From the entries below, copy every line holding the word "shortcut".

== == ==

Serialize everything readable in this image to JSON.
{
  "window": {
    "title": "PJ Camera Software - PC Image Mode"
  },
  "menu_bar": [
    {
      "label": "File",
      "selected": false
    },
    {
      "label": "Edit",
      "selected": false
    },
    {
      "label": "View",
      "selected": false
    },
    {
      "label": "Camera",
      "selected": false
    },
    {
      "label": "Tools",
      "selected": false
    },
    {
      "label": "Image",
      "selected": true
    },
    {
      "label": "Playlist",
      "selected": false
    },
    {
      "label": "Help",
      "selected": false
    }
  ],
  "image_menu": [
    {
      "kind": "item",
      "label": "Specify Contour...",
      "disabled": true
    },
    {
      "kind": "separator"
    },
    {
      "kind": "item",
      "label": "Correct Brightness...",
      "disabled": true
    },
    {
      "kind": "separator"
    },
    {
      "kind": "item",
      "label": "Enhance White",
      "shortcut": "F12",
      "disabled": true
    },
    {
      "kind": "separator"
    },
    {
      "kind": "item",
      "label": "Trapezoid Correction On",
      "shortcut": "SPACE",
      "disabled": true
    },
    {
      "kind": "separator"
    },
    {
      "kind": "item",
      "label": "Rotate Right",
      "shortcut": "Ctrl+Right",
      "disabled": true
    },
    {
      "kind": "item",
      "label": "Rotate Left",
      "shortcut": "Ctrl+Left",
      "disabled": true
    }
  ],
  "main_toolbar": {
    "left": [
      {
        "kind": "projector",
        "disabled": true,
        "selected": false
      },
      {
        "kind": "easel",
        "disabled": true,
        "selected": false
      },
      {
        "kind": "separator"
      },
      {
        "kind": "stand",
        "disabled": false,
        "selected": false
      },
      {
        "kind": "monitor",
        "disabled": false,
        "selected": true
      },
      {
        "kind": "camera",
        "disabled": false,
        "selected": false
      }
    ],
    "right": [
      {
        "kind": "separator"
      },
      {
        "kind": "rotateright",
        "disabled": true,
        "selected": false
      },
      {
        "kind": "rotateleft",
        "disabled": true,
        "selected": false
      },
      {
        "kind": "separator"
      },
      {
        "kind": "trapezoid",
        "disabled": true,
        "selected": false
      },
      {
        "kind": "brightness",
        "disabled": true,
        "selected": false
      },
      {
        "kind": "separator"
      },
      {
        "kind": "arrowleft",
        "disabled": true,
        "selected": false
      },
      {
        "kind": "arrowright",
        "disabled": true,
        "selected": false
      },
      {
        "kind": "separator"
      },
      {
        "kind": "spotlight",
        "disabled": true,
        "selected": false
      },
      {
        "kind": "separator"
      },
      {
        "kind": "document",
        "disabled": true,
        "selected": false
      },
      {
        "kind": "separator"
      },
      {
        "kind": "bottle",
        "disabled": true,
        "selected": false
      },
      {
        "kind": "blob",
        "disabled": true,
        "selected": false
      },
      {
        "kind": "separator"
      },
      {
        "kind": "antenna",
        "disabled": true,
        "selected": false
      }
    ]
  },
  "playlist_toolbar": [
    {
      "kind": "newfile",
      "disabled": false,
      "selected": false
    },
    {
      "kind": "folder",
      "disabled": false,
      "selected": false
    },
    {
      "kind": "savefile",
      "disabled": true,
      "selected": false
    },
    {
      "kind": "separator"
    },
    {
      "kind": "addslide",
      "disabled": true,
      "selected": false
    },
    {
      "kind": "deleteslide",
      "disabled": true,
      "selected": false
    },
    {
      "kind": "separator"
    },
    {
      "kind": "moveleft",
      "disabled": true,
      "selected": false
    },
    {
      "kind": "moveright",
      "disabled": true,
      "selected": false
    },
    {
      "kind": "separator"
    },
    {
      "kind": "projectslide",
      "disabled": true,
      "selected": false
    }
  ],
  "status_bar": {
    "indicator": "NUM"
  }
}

== == ==

§ **FINAL ANSWER**
      "shortcut": "F12",
      "shortcut": "SPACE",
      "shortcut": "Ctrl+Right",
      "shortcut": "Ctrl+Left",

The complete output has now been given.